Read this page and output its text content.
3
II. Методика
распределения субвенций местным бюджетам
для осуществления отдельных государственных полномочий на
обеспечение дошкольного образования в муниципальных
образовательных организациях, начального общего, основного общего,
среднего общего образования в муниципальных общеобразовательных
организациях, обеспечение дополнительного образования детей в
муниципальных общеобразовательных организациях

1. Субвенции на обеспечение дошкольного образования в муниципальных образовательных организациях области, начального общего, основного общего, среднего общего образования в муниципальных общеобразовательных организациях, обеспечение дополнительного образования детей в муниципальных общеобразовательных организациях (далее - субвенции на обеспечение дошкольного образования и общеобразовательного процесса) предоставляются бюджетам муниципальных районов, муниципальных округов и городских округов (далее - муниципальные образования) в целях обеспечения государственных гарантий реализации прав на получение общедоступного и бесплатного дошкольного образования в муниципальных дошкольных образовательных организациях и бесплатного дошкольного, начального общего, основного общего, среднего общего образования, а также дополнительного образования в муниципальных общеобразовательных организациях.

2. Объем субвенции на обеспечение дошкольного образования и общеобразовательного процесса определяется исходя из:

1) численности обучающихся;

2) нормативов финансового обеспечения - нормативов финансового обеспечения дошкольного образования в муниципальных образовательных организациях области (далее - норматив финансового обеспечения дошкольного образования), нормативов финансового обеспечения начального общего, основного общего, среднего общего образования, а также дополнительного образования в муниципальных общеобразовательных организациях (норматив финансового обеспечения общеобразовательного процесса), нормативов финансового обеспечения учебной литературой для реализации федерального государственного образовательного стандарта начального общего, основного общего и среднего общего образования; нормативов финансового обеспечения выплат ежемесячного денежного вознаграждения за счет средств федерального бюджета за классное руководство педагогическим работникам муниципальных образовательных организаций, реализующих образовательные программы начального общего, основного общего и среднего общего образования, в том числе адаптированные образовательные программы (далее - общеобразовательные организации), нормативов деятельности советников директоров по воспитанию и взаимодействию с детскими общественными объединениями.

==

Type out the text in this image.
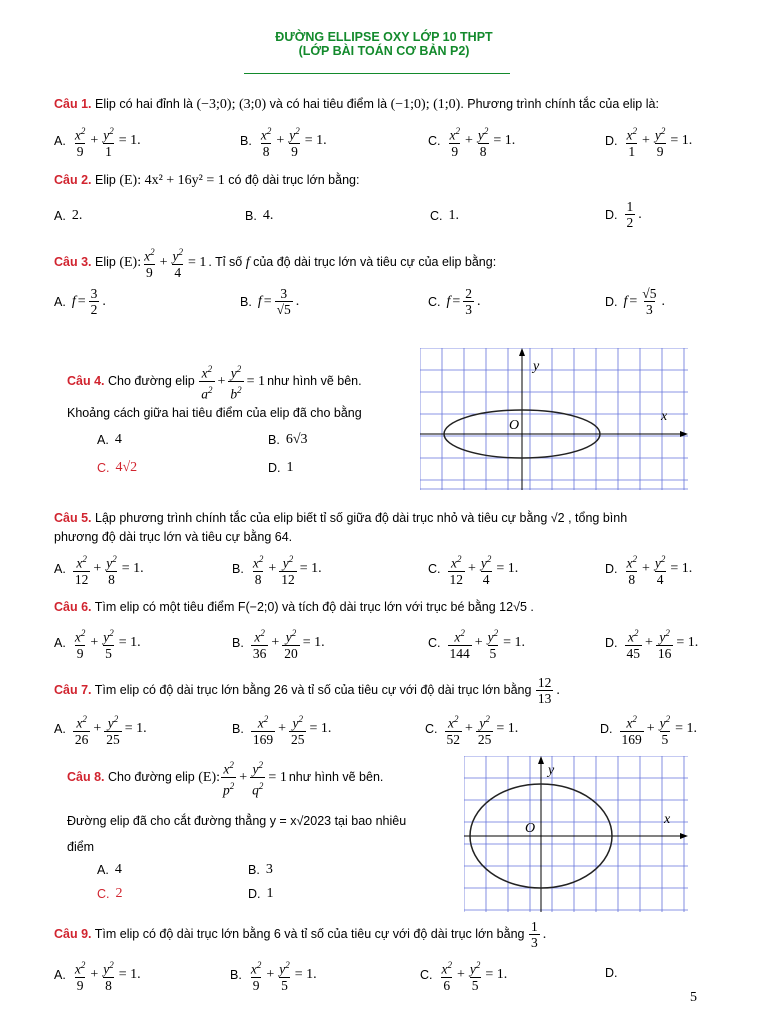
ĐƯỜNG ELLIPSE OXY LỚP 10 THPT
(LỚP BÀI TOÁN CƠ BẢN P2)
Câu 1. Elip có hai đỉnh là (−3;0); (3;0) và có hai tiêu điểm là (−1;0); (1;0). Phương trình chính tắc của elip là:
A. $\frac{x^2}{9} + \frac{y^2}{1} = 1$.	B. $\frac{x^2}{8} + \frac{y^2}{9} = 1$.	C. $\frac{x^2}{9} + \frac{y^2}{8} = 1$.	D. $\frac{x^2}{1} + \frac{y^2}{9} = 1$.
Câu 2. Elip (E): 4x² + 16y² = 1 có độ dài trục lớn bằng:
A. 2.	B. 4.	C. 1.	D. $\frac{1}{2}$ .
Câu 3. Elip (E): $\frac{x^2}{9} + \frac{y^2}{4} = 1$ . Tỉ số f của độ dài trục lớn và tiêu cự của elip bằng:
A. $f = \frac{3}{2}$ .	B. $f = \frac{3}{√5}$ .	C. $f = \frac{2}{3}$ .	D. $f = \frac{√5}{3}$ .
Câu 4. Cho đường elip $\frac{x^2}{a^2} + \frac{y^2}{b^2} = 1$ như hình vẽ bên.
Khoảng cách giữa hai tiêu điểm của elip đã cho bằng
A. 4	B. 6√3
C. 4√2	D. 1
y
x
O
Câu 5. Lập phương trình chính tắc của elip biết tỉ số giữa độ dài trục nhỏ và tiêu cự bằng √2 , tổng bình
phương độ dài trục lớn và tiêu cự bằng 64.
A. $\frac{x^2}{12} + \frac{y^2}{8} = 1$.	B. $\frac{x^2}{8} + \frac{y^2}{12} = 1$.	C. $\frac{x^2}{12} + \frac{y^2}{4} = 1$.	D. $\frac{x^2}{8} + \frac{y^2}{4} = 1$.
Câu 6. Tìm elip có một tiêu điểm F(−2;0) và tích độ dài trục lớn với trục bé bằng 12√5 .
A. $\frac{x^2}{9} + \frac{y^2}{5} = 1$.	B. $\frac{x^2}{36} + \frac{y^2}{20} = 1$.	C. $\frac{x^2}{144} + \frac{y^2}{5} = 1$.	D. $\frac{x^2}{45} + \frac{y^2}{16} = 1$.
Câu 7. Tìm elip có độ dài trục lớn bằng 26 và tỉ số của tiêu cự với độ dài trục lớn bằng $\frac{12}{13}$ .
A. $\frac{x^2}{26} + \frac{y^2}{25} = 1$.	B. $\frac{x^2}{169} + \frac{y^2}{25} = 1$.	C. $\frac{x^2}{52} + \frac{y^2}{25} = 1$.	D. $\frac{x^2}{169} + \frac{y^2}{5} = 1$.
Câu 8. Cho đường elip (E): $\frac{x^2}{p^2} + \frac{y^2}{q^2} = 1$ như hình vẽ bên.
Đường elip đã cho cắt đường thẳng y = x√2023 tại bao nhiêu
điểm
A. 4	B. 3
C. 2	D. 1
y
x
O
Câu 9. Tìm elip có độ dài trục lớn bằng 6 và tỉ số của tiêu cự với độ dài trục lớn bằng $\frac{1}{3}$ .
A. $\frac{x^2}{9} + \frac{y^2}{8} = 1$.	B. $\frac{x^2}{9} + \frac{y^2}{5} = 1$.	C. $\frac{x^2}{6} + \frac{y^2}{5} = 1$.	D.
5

> [Exercise brief]:
Scan the listing above and copy all lines containing the word "điểm".

> [Answer for the task]:
Câu 1. Elip có hai đỉnh là (−3;0); (3;0) và có hai tiêu điểm là (−1;0); (1;0). Phương trình chính tắc của elip là:
Khoảng cách giữa hai tiêu điểm của elip đã cho bằng
Câu 6. Tìm elip có một tiêu điểm F(−2;0) và tích độ dài trục lớn với trục bé bằng 12√5 .
điểm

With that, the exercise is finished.